Task to complete: Where a line holds the word "Holzbiene", copy that line.

Data excerpts:
--------------------------------------------------
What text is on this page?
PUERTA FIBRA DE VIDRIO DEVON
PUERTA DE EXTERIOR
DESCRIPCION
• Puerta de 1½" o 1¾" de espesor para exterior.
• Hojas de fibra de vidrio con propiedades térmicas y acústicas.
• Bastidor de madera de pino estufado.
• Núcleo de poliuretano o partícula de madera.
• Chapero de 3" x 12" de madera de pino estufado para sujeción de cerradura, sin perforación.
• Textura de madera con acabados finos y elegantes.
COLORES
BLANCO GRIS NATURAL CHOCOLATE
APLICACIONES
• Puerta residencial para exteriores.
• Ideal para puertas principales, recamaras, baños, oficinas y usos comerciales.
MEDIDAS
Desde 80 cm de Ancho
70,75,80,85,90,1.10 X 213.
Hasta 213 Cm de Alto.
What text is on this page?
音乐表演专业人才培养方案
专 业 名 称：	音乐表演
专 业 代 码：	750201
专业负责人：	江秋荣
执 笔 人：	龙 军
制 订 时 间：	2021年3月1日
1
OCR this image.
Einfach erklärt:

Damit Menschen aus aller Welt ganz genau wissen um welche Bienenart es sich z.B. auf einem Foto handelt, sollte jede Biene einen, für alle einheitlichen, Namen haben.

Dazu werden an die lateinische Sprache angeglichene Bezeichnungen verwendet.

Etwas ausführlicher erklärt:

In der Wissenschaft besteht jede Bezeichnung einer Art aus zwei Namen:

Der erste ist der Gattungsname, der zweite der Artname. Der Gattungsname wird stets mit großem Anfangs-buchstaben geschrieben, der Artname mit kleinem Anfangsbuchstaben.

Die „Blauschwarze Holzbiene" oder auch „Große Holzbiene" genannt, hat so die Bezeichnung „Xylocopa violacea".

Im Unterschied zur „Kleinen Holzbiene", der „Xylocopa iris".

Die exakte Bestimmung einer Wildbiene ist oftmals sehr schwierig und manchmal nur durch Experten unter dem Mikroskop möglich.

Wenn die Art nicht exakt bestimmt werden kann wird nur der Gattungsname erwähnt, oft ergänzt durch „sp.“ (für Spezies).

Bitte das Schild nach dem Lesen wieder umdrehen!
--------------------------------------------------
Written response:
Die „Blauschwarze Holzbiene" oder auch „Große Holzbiene" genannt, hat so die Bezeichnung „Xylocopa violacea".
Im Unterschied zur „Kleinen Holzbiene", der „Xylocopa iris".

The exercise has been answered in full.